* Stated goal *
Copy every line of the listing exactly.

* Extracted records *
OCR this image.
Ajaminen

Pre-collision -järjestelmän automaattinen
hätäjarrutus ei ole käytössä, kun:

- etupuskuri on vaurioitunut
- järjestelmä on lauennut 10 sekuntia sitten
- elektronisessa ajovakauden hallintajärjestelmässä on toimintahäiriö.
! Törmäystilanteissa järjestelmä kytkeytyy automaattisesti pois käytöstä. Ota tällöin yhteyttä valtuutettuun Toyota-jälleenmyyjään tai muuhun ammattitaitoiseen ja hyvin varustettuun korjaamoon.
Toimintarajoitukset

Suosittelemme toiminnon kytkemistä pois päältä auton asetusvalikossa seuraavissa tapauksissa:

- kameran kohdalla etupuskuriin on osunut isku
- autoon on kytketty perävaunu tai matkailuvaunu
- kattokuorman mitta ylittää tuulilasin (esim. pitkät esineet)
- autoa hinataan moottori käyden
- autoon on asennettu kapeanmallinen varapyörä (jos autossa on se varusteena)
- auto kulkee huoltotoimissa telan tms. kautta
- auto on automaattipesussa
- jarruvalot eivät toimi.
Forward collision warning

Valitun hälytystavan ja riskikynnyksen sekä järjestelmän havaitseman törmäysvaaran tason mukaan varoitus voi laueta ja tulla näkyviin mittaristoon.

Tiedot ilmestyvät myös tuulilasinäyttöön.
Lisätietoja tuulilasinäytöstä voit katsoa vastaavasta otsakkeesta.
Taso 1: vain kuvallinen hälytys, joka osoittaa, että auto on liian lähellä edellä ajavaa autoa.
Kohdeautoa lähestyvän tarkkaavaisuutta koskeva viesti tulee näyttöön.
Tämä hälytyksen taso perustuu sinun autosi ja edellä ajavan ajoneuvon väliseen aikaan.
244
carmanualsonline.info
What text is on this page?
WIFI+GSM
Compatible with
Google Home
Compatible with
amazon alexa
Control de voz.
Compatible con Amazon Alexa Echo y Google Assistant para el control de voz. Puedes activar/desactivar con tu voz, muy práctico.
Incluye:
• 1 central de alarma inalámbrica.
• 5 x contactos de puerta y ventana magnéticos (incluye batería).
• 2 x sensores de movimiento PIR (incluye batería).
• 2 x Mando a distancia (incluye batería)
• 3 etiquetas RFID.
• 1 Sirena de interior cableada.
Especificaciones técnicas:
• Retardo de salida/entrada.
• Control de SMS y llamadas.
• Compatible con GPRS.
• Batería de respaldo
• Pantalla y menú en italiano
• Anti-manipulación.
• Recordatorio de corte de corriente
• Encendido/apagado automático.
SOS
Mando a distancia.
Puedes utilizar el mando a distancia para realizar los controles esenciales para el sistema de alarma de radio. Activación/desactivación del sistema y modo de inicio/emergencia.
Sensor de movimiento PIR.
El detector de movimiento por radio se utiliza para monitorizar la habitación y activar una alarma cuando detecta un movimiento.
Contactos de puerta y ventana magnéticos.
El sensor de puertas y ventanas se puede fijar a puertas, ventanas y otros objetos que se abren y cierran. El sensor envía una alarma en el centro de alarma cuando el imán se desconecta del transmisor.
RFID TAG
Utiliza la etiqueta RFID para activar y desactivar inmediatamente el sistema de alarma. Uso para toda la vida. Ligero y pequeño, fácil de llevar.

* The response *
OCR this image.
Ajaminen

Pre-collision -järjestelmän automaattinen
hätäjarrutus ei ole käytössä, kun:

- etupuskuri on vaurioitunut
- järjestelmä on lauennut 10 sekuntia sitten
- elektronisessa ajovakauden hallintajärjestelmässä on toimintahäiriö.
! Törmäystilanteissa järjestelmä kytkeytyy automaattisesti pois käytöstä. Ota tällöin yhteyttä valtuutettuun Toyota-jälleenmyyjään tai muuhun ammattitaitoiseen ja hyvin varustettuun korjaamoon.
Toimintarajoitukset

Suosittelemme toiminnon kytkemistä pois päältä auton asetusvalikossa seuraavissa tapauksissa:

- kameran kohdalla etupuskuriin on osunut isku
- autoon on kytketty perävaunu tai matkailuvaunu
- kattokuorman mitta ylittää tuulilasin (esim. pitkät esineet)
- autoa hinataan moottori käyden
- autoon on asennettu kapeanmallinen varapyörä (jos autossa on se varusteena)
- auto kulkee huoltotoimissa telan tms. kautta
- auto on automaattipesussa
- jarruvalot eivät toimi.
Forward collision warning

Valitun hälytystavan ja riskikynnyksen sekä järjestelmän havaitseman törmäysvaaran tason mukaan varoitus voi laueta ja tulla näkyviin mittaristoon.

Tiedot ilmestyvät myös tuulilasinäyttöön.
Lisätietoja tuulilasinäytöstä voit katsoa vastaavasta otsakkeesta.
Taso 1: vain kuvallinen hälytys, joka osoittaa, että auto on liian lähellä edellä ajavaa autoa.
Kohdeautoa lähestyvän tarkkaavaisuutta koskeva viesti tulee näyttöön.
Tämä hälytyksen taso perustuu sinun autosi ja edellä ajavan ajoneuvon väliseen aikaan.
244
carmanualsonline.info
What text is on this page?
WIFI+GSM
Compatible with
Google Home
Compatible with
amazon alexa
Control de voz.
Compatible con Amazon Alexa Echo y Google Assistant para el control de voz. Puedes activar/desactivar con tu voz, muy práctico.
Incluye:
• 1 central de alarma inalámbrica.
• 5 x contactos de puerta y ventana magnéticos (incluye batería).
• 2 x sensores de movimiento PIR (incluye batería).
• 2 x Mando a distancia (incluye batería)
• 3 etiquetas RFID.
• 1 Sirena de interior cableada.
Especificaciones técnicas:
• Retardo de salida/entrada.
• Control de SMS y llamadas.
• Compatible con GPRS.
• Batería de respaldo
• Pantalla y menú en italiano
• Anti-manipulación.
• Recordatorio de corte de corriente
• Encendido/apagado automático.
SOS
Mando a distancia.
Puedes utilizar el mando a distancia para realizar los controles esenciales para el sistema de alarma de radio. Activación/desactivación del sistema y modo de inicio/emergencia.
Sensor de movimiento PIR.
El detector de movimiento por radio se utiliza para monitorizar la habitación y activar una alarma cuando detecta un movimiento.
Contactos de puerta y ventana magnéticos.
El sensor de puertas y ventanas se puede fijar a puertas, ventanas y otros objetos que se abren y cierran. El sensor envía una alarma en el centro de alarma cuando el imán se desconecta del transmisor.
RFID TAG
Utiliza la etiqueta RFID para activar y desactivar inmediatamente el sistema de alarma. Uso para toda la vida. Ligero y pequeño, fácil de llevar.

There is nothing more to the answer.